Problem details:
Look for "Schäden" in the listing below. Gather each line that contains it.

The records:
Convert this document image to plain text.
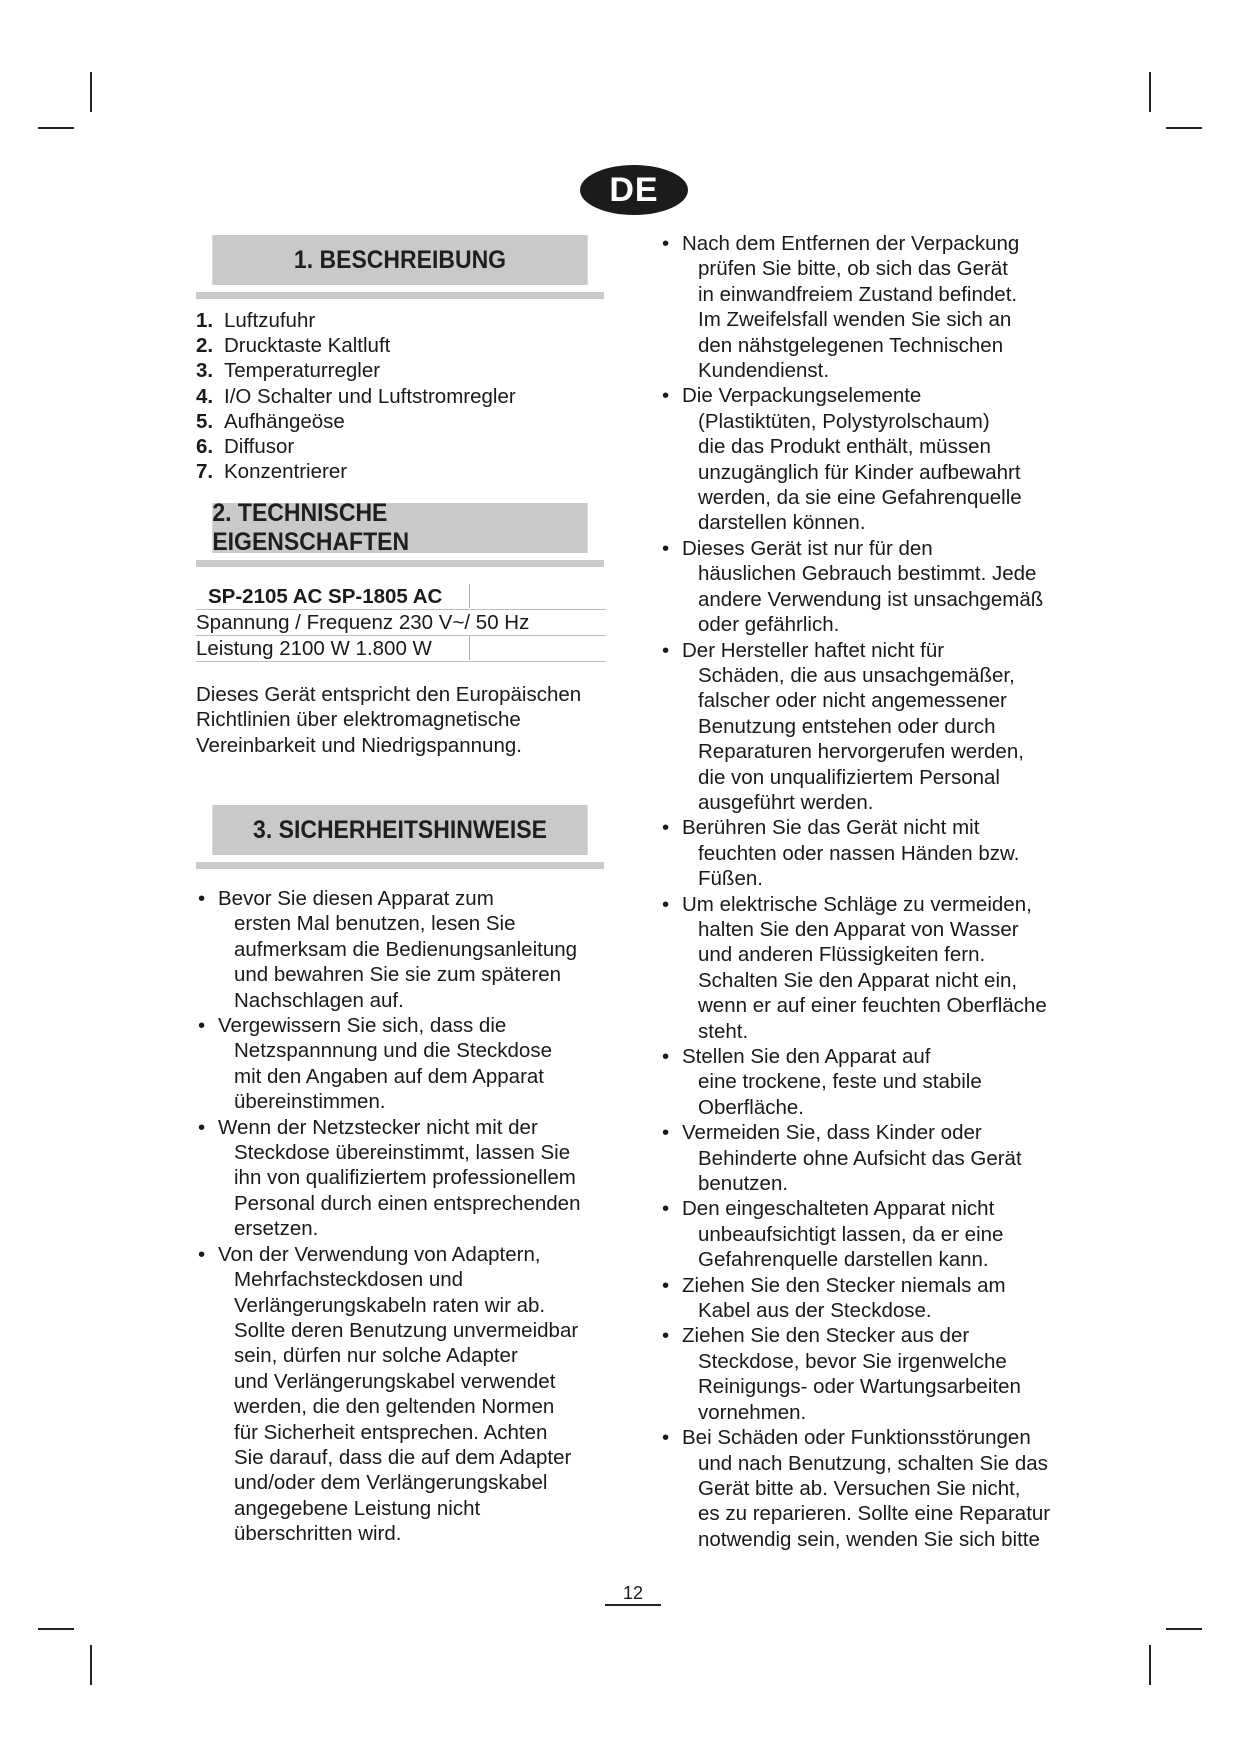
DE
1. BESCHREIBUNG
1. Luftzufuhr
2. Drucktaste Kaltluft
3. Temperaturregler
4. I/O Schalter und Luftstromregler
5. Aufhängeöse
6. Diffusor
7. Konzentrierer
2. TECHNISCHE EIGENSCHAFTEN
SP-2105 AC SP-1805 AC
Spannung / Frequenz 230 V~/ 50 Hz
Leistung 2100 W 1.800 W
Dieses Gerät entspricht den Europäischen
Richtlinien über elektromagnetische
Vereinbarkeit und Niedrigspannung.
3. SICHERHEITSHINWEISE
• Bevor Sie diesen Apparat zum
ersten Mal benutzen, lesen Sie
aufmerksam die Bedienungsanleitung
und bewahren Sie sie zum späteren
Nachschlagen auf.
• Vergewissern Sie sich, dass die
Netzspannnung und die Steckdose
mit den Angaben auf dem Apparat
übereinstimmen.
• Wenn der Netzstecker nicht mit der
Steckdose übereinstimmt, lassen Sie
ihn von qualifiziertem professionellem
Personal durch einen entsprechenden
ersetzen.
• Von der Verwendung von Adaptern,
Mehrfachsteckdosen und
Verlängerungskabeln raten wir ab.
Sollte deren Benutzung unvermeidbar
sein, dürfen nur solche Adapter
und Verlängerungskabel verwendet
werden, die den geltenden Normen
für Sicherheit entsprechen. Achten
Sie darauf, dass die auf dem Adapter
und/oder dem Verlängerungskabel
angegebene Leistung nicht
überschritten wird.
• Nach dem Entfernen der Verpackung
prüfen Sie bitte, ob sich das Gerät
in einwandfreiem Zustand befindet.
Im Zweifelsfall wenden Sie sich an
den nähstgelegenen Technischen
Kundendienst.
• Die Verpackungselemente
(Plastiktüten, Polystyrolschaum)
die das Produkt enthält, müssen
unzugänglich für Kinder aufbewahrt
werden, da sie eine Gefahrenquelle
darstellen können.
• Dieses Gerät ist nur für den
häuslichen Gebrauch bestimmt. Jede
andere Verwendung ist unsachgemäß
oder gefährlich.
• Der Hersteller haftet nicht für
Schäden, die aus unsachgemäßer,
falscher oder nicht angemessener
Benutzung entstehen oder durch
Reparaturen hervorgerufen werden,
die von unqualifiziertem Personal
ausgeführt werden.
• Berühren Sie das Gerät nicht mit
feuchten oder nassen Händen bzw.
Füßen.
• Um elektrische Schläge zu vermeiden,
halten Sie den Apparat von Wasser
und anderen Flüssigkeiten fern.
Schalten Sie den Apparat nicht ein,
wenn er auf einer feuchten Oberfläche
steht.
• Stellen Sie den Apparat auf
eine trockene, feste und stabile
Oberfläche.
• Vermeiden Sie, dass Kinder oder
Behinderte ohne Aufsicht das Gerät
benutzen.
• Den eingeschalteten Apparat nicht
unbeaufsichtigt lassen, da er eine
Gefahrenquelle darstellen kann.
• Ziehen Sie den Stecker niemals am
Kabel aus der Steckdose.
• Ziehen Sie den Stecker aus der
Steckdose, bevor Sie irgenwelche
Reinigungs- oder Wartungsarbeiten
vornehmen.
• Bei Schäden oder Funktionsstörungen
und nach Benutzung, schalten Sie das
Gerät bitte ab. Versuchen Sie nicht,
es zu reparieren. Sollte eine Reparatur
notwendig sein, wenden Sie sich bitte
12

==

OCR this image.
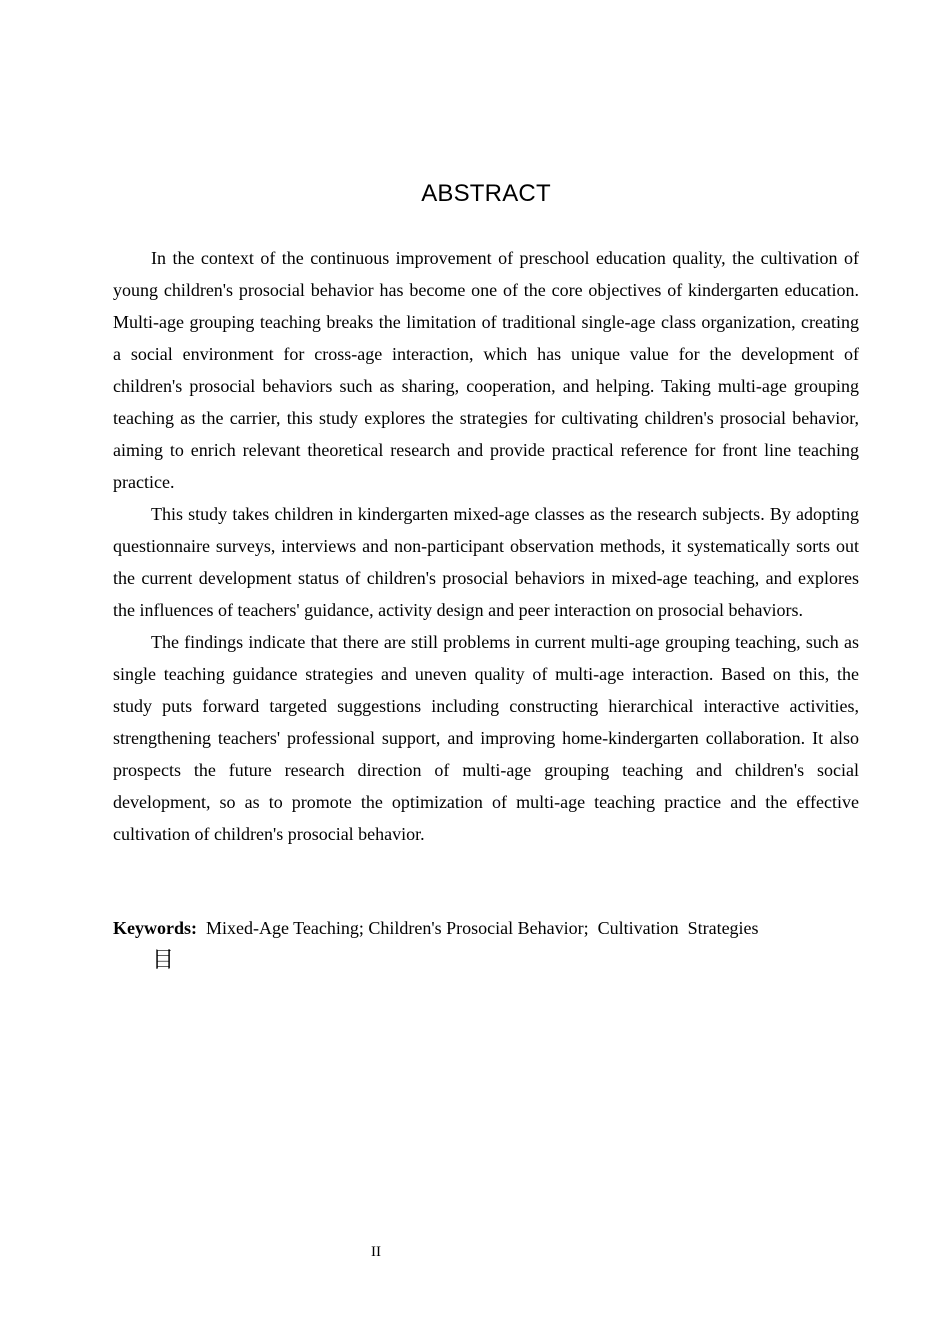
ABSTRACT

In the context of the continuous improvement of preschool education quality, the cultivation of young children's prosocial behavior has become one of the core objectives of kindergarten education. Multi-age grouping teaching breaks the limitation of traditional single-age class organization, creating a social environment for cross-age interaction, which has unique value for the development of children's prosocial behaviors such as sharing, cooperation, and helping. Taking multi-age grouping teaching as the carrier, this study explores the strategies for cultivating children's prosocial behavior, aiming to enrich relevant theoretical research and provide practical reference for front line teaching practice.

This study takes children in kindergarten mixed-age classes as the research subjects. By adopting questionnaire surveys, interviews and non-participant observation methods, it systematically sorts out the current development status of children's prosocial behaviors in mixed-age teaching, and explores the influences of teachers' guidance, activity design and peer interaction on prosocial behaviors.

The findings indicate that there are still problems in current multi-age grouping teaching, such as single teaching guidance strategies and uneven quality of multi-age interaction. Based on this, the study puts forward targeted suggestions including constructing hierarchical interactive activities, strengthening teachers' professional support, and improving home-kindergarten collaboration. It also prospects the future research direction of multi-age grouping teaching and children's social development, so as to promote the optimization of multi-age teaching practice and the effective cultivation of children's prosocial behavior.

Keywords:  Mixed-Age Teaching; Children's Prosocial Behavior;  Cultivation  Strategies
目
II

* * *

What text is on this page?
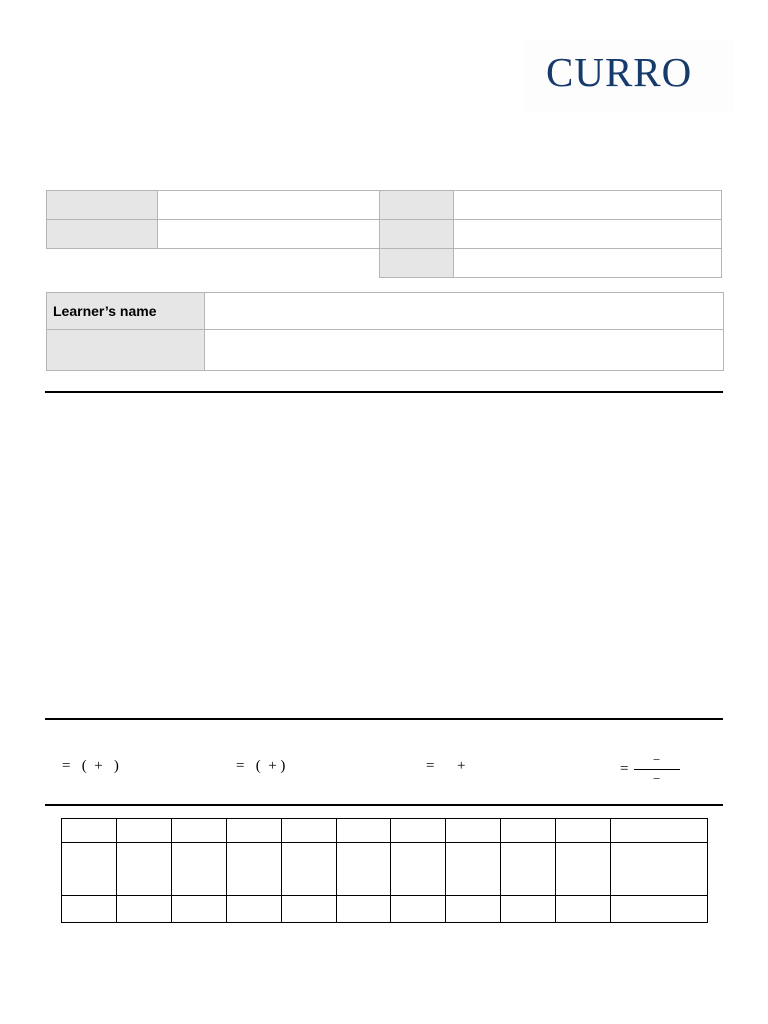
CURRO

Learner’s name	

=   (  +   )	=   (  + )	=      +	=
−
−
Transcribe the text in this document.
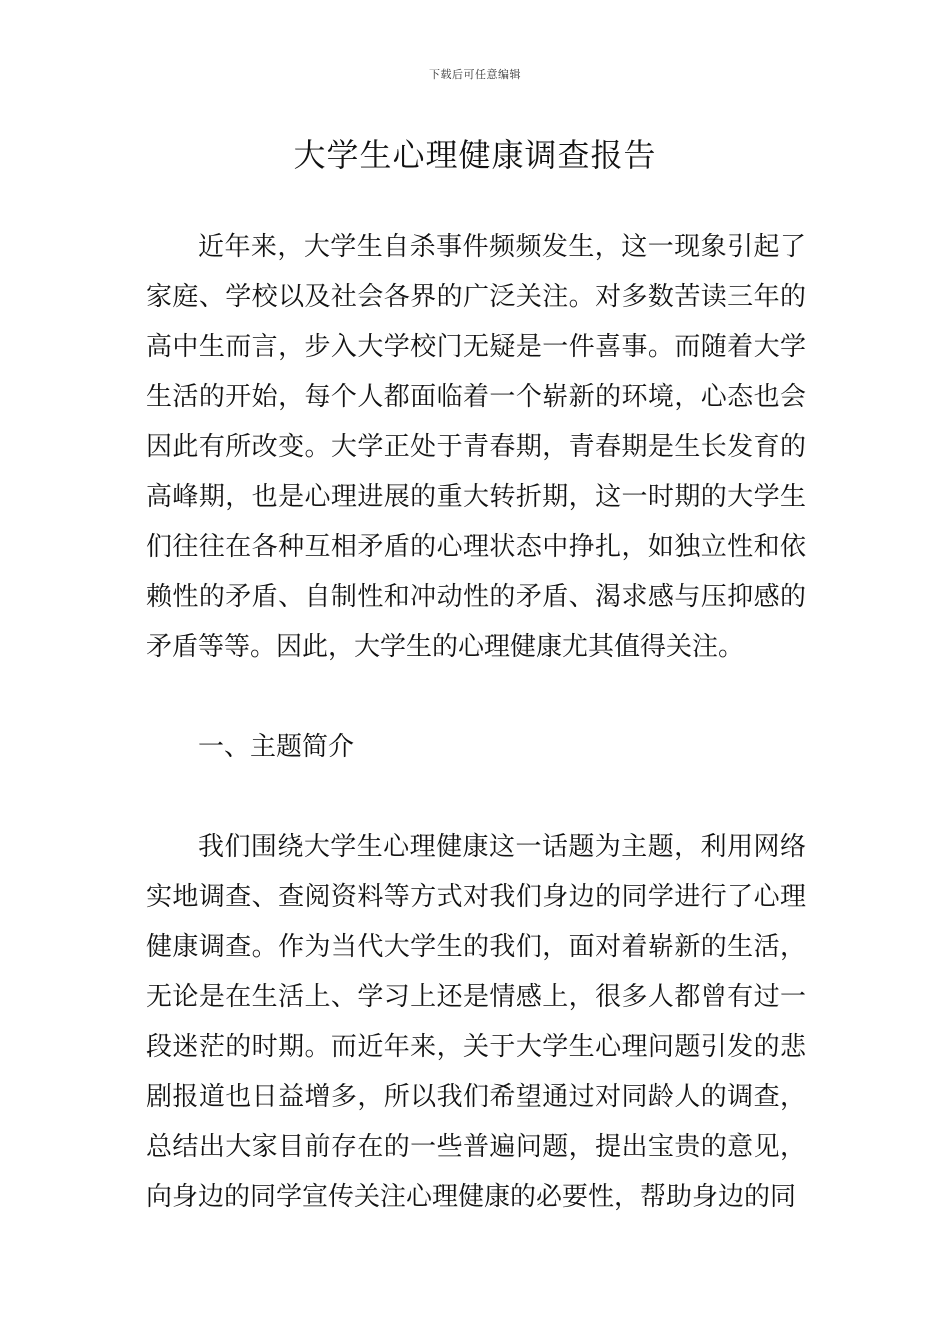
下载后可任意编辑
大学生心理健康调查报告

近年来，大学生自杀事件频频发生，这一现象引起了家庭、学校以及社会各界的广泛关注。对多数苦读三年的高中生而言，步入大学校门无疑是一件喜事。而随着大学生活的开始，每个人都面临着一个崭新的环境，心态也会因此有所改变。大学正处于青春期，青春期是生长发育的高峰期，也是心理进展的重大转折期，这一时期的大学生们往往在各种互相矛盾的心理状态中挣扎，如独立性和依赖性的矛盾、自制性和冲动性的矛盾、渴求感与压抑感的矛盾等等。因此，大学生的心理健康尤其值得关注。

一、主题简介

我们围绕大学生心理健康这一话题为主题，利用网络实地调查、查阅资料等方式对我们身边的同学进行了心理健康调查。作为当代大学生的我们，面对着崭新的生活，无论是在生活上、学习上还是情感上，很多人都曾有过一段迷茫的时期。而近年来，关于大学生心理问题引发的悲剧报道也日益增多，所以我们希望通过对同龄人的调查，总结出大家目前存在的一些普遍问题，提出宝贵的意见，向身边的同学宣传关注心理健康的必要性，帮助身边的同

Solution for this task:
Schäden, die aus unsachgemäßer,
• Bei Schäden oder Funktionsstörungen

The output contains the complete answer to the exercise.